| REQUEST 1 |
In the thread on generalized pattern matching, what shortcoming of the string document's design does the author name first?
| REQUEST 2 |
Pick up the forum thread on generalized pattern matching after its final line and keep writing it.

| DOCUMENT EXCERPT |
::::
Generalized pattern matching

A while ago @Michael_Ilseman posted a document discussing future directions for String. This document includes a sketch for generalized pattern matching (here: State of String: ABI, Performance, Ergonomics, and You! · GitHub). I would like to start a discussion focused specifically on this topic.

The design in the string update document consists of the following protocol:

protocol Pattern {
  associatedtype In
  associatedtype Out
  func match(_: In) -> Out?
}

as well as the following usage for user-defined patterns:

let myValue: T = ...
let pattern: MyTPattern<(U,U)> = ... // matches a T to (U, U)
let otherPattern: OtherTPattern<V> = ... // matches a T to V
switch myValue {
  case (let a: Int, let b: Int) <- pattern: ...
  case let pair <- pattern: ... // pair has type (U,U)
  case let d: Double <- otherPattern: ...
  case let num <- otherPattern: // num has type V
}

There is a lot to like about this design. In particular, patterns can be stored in variables. They are first class entities in the langauge.

There are two ideas that I started thinking about when reading this design. First, unfortunately this design does not allow users to define a set patterns that exhaustively matches a given type. I think it would be useful to discuss what a design that does support exhaustiveness might look like.

Second, perhaps we could support a new form of dot shorthand to allow user-defined patterns to be matched using the same syntax as enum cases. Suppose we have the following extension on MyTPattern from the preceding example:

extension MyTPattern {
   static var twoInts: MyTPattern<(Int, Int)> { ... }
}

This pattern declaration along with a dot shorthand might allow us to write a switch using this syntax:

switch myValue {
  case .twoInts(let int1, let int2): ...
  // other patterns
}

The idea here is that the case statement creates a type context that expects a pattern matching T. Static members of types that conform to Pattern where In == T would be available for use. The more general syntactic form supporting patterns as variables would also be available.

An alternative approach might be for dot shorthand to look for static members of T that return a type conforming to Pattern where In == T. This alternative might help implementation by scoping lookup to static members of T rather than all types X: Pattern where In == T.

I am interested in hearing what the community thinks about these ideas in particular and user-defined patterns in general.

I'm not sure to achieve this exactly, but I think we should aim to come up with a solution that unifies the various kinds of pattern matching we have:

  • conditional destructuring: case let (x, y) = getPoint()
  • ~= operator (implicitly used in some case statements)
  • <- operator (from the proposal).
::::
| ITEMS |

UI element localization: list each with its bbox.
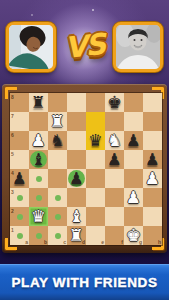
play-with-friends-button[interactable]: PLAY WITH FRIENDS: [0, 264, 169, 300]
square-d6[interactable]: [67, 131, 86, 150]
rank-label-6: 6: [11, 132, 14, 138]
square-d5[interactable]: [67, 150, 86, 169]
square-e2[interactable]: [86, 207, 105, 226]
black-pawn-f5[interactable]: ♟: [105, 150, 124, 169]
legal-move-dot-c1[interactable]: [55, 233, 61, 239]
file-label-c: c: [63, 239, 66, 245]
white-bishop-d2[interactable]: ♝: [67, 207, 86, 226]
square-f8[interactable]: ♚: [105, 93, 124, 112]
square-f1[interactable]: f: [105, 226, 124, 245]
square-e3[interactable]: [86, 188, 105, 207]
square-c8[interactable]: [48, 93, 67, 112]
square-e8[interactable]: [86, 93, 105, 112]
square-a3[interactable]: 3: [10, 188, 29, 207]
file-label-d: d: [82, 239, 85, 245]
white-pawn-b6[interactable]: ♟: [29, 131, 48, 150]
banner-label: PLAY WITH FRIENDS: [12, 275, 158, 290]
white-pawn-g3[interactable]: ♟: [124, 188, 143, 207]
file-label-h: h: [158, 239, 161, 245]
square-g6[interactable]: ♟: [124, 131, 143, 150]
legal-move-dot-b1[interactable]: [36, 233, 42, 239]
file-label-f: f: [121, 239, 123, 245]
square-a5[interactable]: 5: [10, 150, 29, 169]
black-queen-e6[interactable]: ♛: [86, 131, 105, 150]
rank-label-4: 4: [11, 170, 14, 176]
legal-move-dot-b3[interactable]: [36, 195, 42, 201]
square-a2[interactable]: 2: [10, 207, 29, 226]
square-a8[interactable]: 8: [10, 93, 29, 112]
chess-app-screen: VS 8♜♚7♜6♟♞♛♞♟5♝♟♟♟4♟♟3♟2♛♝1abc♜def♚gh P…: [0, 0, 169, 300]
square-c1[interactable]: c: [48, 226, 67, 245]
square-h5[interactable]: ♟: [143, 150, 162, 169]
square-h8[interactable]: [143, 93, 162, 112]
square-h6[interactable]: [143, 131, 162, 150]
file-label-e: e: [101, 239, 104, 245]
black-knight-c6[interactable]: ♞: [48, 131, 67, 150]
square-b5[interactable]: ♝: [29, 150, 48, 169]
square-f2[interactable]: [105, 207, 124, 226]
chess-board-frame: 8♜♚7♜6♟♞♛♞♟5♝♟♟♟4♟♟3♟2♛♝1abc♜def♚gh: [2, 84, 167, 253]
rank-label-5: 5: [11, 151, 14, 157]
square-a6[interactable]: 6: [10, 131, 29, 150]
legal-move-dot-a1[interactable]: [17, 233, 23, 239]
white-knight-f6[interactable]: ♞: [105, 131, 124, 150]
black-pawn-g6[interactable]: ♟: [124, 131, 143, 150]
rank-label-8: 8: [11, 94, 14, 100]
square-d7[interactable]: [67, 112, 86, 131]
square-g5[interactable]: [124, 150, 143, 169]
square-c5[interactable]: [48, 150, 67, 169]
square-e5[interactable]: [86, 150, 105, 169]
square-g7[interactable]: [124, 112, 143, 131]
rank-label-3: 3: [11, 189, 14, 195]
black-king-f8[interactable]: ♚: [105, 93, 124, 112]
square-c2[interactable]: [48, 207, 67, 226]
square-h3[interactable]: [143, 188, 162, 207]
square-b2[interactable]: ♛: [29, 207, 48, 226]
black-pawn-d4[interactable]: ♟: [67, 169, 86, 188]
legal-move-dot-b4[interactable]: [36, 176, 42, 182]
square-e1[interactable]: e: [86, 226, 105, 245]
square-b1[interactable]: b: [29, 226, 48, 245]
rank-label-7: 7: [11, 113, 14, 119]
square-a7[interactable]: 7: [10, 112, 29, 131]
square-h1[interactable]: h: [143, 226, 162, 245]
black-rook-b8[interactable]: ♜: [29, 93, 48, 112]
square-g3[interactable]: ♟: [124, 188, 143, 207]
square-d8[interactable]: [67, 93, 86, 112]
square-b7[interactable]: [29, 112, 48, 131]
square-h4[interactable]: ♟: [143, 169, 162, 188]
square-a4[interactable]: ♟4: [10, 169, 29, 188]
man-portrait-illustration: [116, 25, 160, 69]
square-h2[interactable]: [143, 207, 162, 226]
square-e7[interactable]: [86, 112, 105, 131]
square-g1[interactable]: ♚g: [124, 226, 143, 245]
square-c4[interactable]: [48, 169, 67, 188]
square-d3[interactable]: [67, 188, 86, 207]
square-f3[interactable]: [105, 188, 124, 207]
square-e6[interactable]: ♛: [86, 131, 105, 150]
black-bishop-b5[interactable]: ♝: [29, 150, 48, 169]
white-rook-c7[interactable]: ♜: [48, 112, 67, 131]
square-b6[interactable]: ♟: [29, 131, 48, 150]
right-player-avatar: [113, 22, 163, 72]
chess-board: 8♜♚7♜6♟♞♛♞♟5♝♟♟♟4♟♟3♟2♛♝1abc♜def♚gh: [10, 93, 162, 245]
square-h7[interactable]: [143, 112, 162, 131]
square-e4[interactable]: [86, 169, 105, 188]
file-label-b: b: [44, 239, 47, 245]
square-d2[interactable]: ♝: [67, 207, 86, 226]
sparkle-star: [92, 9, 94, 11]
square-f6[interactable]: ♞: [105, 131, 124, 150]
rank-label-1: 1: [11, 227, 14, 233]
square-g2[interactable]: [124, 207, 143, 226]
file-label-g: g: [139, 239, 142, 245]
square-b8[interactable]: ♜: [29, 93, 48, 112]
square-g4[interactable]: [124, 169, 143, 188]
white-queen-b2[interactable]: ♛: [29, 207, 48, 226]
square-b3[interactable]: [29, 188, 48, 207]
rank-label-2: 2: [11, 208, 14, 214]
square-f5[interactable]: ♟: [105, 150, 124, 169]
square-c7[interactable]: ♜: [48, 112, 67, 131]
square-d1[interactable]: ♜d: [67, 226, 86, 245]
white-pawn-h4[interactable]: ♟: [143, 169, 162, 188]
square-f7[interactable]: [105, 112, 124, 131]
legal-move-dot-c3[interactable]: [55, 195, 61, 201]
square-a1[interactable]: 1a: [10, 226, 29, 245]
file-label-a: a: [25, 239, 28, 245]
sparkle-star: [31, 14, 33, 16]
square-b4[interactable]: [29, 169, 48, 188]
legal-move-dot-a2[interactable]: [17, 214, 23, 220]
square-d4[interactable]: ♟: [67, 169, 86, 188]
black-pawn-h5[interactable]: ♟: [143, 150, 162, 169]
square-c3[interactable]: [48, 188, 67, 207]
legal-move-dot-a3[interactable]: [17, 195, 23, 201]
square-g8[interactable]: [124, 93, 143, 112]
legal-move-dot-c2[interactable]: [55, 214, 61, 220]
square-f4[interactable]: [105, 169, 124, 188]
square-c6[interactable]: ♞: [48, 131, 67, 150]
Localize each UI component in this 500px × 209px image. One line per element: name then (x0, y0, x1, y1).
::::
| WRITTEN REPLY 1 |
The design does not let users define a set of patterns that exhaustively matches a given type.

| WRITTEN REPLY 2 |
I'm also not a fan of using a Pattern protocol, because that precludes the use of anonymous closures as patterns. Oddly enough, Java's batshit crazy lambdas-as-instantiation-of-an-anonomous-inner-subclass approach would work well here.

Perhaps the right side of this <- operator can be any (In) -> Out? function, which could either be an anonymous closure e.g. let i <- { Int(str) }, or any Pattern's match function could be used: let x, y <- PointPattern.match, which is itself a (In) -> Out? function

1 Like

If you think about pattern matching in Swift 4 as a function from (T) -> Bool, it’s a basic pass/fail. My proposal was extending it to produce a value upon passing, i.e. a function from (T) -> U?. Or, alternatively, as a partial function from (T) -> U with a statically-unknown domain, where the caller “guards” against the argument not being part of the function’s run-time domain.

By “exhaustiveness”, are you proposing a way to add some kind of totality-annotation to a group of these partial functions to aid static reasoning and/or provide exhaustiveness in switches? That certainly sounds interesting! Do you have any concrete use cases that you think would be improved by this addition? How “fragile” would this concept of totality be, that is, how amenable to library evolution, unplanned-for corner cases, changes to T, etc.?

For this switch syntax the compiler takes case .twoInts(…) and infers case MyTPattern.twoInts(…)? If the search space include patterns from other modules, then as you mention some restrictions to the scope of the search might aid compilation time.

You mentioned an alternative where the compiler looks for static members of T. This seems like it might risk having T become a grab-bag of all possible patterns, and I don’t know how exhaustiveness annotations could fit with this model. What about another alternative to help further reduce the scope:

switch MyTPattern.match(myValue) {
  case .twoInts(…)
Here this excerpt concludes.